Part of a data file
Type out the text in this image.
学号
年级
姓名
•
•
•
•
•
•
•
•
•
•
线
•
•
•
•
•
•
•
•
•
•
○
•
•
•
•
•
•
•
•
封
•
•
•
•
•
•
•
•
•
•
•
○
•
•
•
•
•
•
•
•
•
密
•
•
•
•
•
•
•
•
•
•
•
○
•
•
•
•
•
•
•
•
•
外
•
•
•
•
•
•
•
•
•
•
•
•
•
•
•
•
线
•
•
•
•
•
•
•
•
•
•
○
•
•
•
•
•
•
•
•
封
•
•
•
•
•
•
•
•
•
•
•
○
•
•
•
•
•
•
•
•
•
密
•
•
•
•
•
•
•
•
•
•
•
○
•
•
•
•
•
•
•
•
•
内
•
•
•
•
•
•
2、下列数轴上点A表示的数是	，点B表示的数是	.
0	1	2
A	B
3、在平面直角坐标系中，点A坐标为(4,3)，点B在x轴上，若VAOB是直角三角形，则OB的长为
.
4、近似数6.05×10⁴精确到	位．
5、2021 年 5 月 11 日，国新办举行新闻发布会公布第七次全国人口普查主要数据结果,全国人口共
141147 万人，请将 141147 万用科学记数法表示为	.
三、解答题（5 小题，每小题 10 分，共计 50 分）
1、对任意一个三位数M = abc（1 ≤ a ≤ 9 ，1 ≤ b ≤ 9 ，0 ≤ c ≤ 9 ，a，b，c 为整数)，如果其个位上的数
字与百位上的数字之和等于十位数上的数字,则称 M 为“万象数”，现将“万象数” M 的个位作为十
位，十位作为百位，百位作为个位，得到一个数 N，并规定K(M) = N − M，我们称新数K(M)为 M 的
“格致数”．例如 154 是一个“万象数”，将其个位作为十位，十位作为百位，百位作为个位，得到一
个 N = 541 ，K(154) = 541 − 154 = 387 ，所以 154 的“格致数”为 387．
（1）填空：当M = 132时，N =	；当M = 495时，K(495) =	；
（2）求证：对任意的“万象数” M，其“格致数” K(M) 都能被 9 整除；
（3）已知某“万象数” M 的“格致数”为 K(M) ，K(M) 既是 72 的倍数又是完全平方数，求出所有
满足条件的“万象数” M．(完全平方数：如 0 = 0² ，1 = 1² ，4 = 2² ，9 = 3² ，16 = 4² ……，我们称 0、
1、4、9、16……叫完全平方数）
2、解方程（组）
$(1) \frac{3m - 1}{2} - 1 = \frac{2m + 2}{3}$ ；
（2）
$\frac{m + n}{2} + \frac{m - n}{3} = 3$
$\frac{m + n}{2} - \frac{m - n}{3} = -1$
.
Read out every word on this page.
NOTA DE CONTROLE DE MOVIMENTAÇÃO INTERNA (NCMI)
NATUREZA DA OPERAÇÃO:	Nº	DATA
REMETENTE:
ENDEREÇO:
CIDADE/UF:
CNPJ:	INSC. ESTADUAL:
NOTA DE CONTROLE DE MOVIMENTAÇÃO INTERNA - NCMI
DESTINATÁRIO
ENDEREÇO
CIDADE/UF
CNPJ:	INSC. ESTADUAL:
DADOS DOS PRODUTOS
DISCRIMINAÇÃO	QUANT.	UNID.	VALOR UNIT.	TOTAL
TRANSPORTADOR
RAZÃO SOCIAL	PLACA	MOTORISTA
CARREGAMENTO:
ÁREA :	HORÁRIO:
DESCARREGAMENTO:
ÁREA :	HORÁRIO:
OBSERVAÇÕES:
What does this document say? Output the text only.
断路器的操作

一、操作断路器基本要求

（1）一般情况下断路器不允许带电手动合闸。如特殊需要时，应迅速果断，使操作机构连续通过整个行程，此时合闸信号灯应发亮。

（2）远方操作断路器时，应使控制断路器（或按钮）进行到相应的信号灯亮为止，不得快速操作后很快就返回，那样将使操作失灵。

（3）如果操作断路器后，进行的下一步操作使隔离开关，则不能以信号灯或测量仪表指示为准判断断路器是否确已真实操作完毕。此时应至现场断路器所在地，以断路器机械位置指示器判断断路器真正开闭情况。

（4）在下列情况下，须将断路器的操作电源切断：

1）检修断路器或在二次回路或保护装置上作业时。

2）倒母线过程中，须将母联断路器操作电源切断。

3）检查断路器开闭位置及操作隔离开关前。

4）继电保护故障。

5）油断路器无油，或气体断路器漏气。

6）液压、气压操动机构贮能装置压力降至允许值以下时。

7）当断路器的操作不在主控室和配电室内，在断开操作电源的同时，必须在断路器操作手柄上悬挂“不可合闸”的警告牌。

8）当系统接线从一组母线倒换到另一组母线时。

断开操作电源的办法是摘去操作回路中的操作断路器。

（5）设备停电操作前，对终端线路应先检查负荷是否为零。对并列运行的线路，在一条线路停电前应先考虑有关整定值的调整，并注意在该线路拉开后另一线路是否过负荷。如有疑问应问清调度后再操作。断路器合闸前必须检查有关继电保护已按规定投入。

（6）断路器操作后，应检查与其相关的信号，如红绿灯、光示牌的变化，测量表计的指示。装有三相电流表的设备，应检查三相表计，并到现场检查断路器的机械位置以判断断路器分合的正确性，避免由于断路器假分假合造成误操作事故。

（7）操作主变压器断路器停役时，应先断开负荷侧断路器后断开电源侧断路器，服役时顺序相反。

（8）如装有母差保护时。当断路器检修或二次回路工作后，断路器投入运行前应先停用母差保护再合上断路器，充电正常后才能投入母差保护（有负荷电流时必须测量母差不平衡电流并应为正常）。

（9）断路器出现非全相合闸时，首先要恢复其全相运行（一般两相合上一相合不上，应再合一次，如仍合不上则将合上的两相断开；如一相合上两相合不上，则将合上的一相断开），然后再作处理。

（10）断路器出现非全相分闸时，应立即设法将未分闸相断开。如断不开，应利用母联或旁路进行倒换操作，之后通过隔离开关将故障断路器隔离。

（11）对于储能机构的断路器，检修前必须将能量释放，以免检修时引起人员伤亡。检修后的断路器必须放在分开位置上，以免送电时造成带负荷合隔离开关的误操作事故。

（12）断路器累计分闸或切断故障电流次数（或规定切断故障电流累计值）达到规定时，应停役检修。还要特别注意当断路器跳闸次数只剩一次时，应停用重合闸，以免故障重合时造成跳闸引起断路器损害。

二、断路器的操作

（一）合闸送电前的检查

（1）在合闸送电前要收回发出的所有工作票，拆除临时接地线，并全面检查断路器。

▶ [Task statement]: Give an exact repetition of all the material.

▶ [Task response]:
Type out the text in this image.
学号
年级
姓名
•
•
•
•
•
•
•
•
•
•
线
•
•
•
•
•
•
•
•
•
•
○
•
•
•
•
•
•
•
•
封
•
•
•
•
•
•
•
•
•
•
•
○
•
•
•
•
•
•
•
•
•
密
•
•
•
•
•
•
•
•
•
•
•
○
•
•
•
•
•
•
•
•
•
外
•
•
•
•
•
•
•
•
•
•
•
•
•
•
•
•
线
•
•
•
•
•
•
•
•
•
•
○
•
•
•
•
•
•
•
•
封
•
•
•
•
•
•
•
•
•
•
•
○
•
•
•
•
•
•
•
•
•
密
•
•
•
•
•
•
•
•
•
•
•
○
•
•
•
•
•
•
•
•
•
内
•
•
•
•
•
•
2、下列数轴上点A表示的数是	，点B表示的数是	.
0	1	2
A	B
3、在平面直角坐标系中，点A坐标为(4,3)，点B在x轴上，若VAOB是直角三角形，则OB的长为
.
4、近似数6.05×10⁴精确到	位．
5、2021 年 5 月 11 日，国新办举行新闻发布会公布第七次全国人口普查主要数据结果,全国人口共
141147 万人，请将 141147 万用科学记数法表示为	.
三、解答题（5 小题，每小题 10 分，共计 50 分）
1、对任意一个三位数M = abc（1 ≤ a ≤ 9 ，1 ≤ b ≤ 9 ，0 ≤ c ≤ 9 ，a，b，c 为整数)，如果其个位上的数
字与百位上的数字之和等于十位数上的数字,则称 M 为“万象数”，现将“万象数” M 的个位作为十
位，十位作为百位，百位作为个位，得到一个数 N，并规定K(M) = N − M，我们称新数K(M)为 M 的
“格致数”．例如 154 是一个“万象数”，将其个位作为十位，十位作为百位，百位作为个位，得到一
个 N = 541 ，K(154) = 541 − 154 = 387 ，所以 154 的“格致数”为 387．
（1）填空：当M = 132时，N =	；当M = 495时，K(495) =	；
（2）求证：对任意的“万象数” M，其“格致数” K(M) 都能被 9 整除；
（3）已知某“万象数” M 的“格致数”为 K(M) ，K(M) 既是 72 的倍数又是完全平方数，求出所有
满足条件的“万象数” M．(完全平方数：如 0 = 0² ，1 = 1² ，4 = 2² ，9 = 3² ，16 = 4² ……，我们称 0、
1、4、9、16……叫完全平方数）
2、解方程（组）
$(1) \frac{3m - 1}{2} - 1 = \frac{2m + 2}{3}$ ；
（2）
$\frac{m + n}{2} + \frac{m - n}{3} = 3$
$\frac{m + n}{2} - \frac{m - n}{3} = -1$
.
Read out every word on this page.
NOTA DE CONTROLE DE MOVIMENTAÇÃO INTERNA (NCMI)
NATUREZA DA OPERAÇÃO:	Nº	DATA
REMETENTE:
ENDEREÇO:
CIDADE/UF:
CNPJ:	INSC. ESTADUAL:
NOTA DE CONTROLE DE MOVIMENTAÇÃO INTERNA - NCMI
DESTINATÁRIO
ENDEREÇO
CIDADE/UF
CNPJ:	INSC. ESTADUAL:
DADOS DOS PRODUTOS
DISCRIMINAÇÃO	QUANT.	UNID.	VALOR UNIT.	TOTAL
TRANSPORTADOR
RAZÃO SOCIAL	PLACA	MOTORISTA
CARREGAMENTO:
ÁREA :	HORÁRIO:
DESCARREGAMENTO:
ÁREA :	HORÁRIO:
OBSERVAÇÕES:
What does this document say? Output the text only.
断路器的操作

一、操作断路器基本要求

（1）一般情况下断路器不允许带电手动合闸。如特殊需要时，应迅速果断，使操作机构连续通过整个行程，此时合闸信号灯应发亮。

（2）远方操作断路器时，应使控制断路器（或按钮）进行到相应的信号灯亮为止，不得快速操作后很快就返回，那样将使操作失灵。

（3）如果操作断路器后，进行的下一步操作使隔离开关，则不能以信号灯或测量仪表指示为准判断断路器是否确已真实操作完毕。此时应至现场断路器所在地，以断路器机械位置指示器判断断路器真正开闭情况。

（4）在下列情况下，须将断路器的操作电源切断：

1）检修断路器或在二次回路或保护装置上作业时。

2）倒母线过程中，须将母联断路器操作电源切断。

3）检查断路器开闭位置及操作隔离开关前。

4）继电保护故障。

5）油断路器无油，或气体断路器漏气。

6）液压、气压操动机构贮能装置压力降至允许值以下时。

7）当断路器的操作不在主控室和配电室内，在断开操作电源的同时，必须在断路器操作手柄上悬挂“不可合闸”的警告牌。

8）当系统接线从一组母线倒换到另一组母线时。

断开操作电源的办法是摘去操作回路中的操作断路器。

（5）设备停电操作前，对终端线路应先检查负荷是否为零。对并列运行的线路，在一条线路停电前应先考虑有关整定值的调整，并注意在该线路拉开后另一线路是否过负荷。如有疑问应问清调度后再操作。断路器合闸前必须检查有关继电保护已按规定投入。

（6）断路器操作后，应检查与其相关的信号，如红绿灯、光示牌的变化，测量表计的指示。装有三相电流表的设备，应检查三相表计，并到现场检查断路器的机械位置以判断断路器分合的正确性，避免由于断路器假分假合造成误操作事故。

（7）操作主变压器断路器停役时，应先断开负荷侧断路器后断开电源侧断路器，服役时顺序相反。

（8）如装有母差保护时。当断路器检修或二次回路工作后，断路器投入运行前应先停用母差保护再合上断路器，充电正常后才能投入母差保护（有负荷电流时必须测量母差不平衡电流并应为正常）。

（9）断路器出现非全相合闸时，首先要恢复其全相运行（一般两相合上一相合不上，应再合一次，如仍合不上则将合上的两相断开；如一相合上两相合不上，则将合上的一相断开），然后再作处理。

（10）断路器出现非全相分闸时，应立即设法将未分闸相断开。如断不开，应利用母联或旁路进行倒换操作，之后通过隔离开关将故障断路器隔离。

（11）对于储能机构的断路器，检修前必须将能量释放，以免检修时引起人员伤亡。检修后的断路器必须放在分开位置上，以免送电时造成带负荷合隔离开关的误操作事故。

（12）断路器累计分闸或切断故障电流次数（或规定切断故障电流累计值）达到规定时，应停役检修。还要特别注意当断路器跳闸次数只剩一次时，应停用重合闸，以免故障重合时造成跳闸引起断路器损害。

二、断路器的操作

（一）合闸送电前的检查

（1）在合闸送电前要收回发出的所有工作票，拆除临时接地线，并全面检查断路器。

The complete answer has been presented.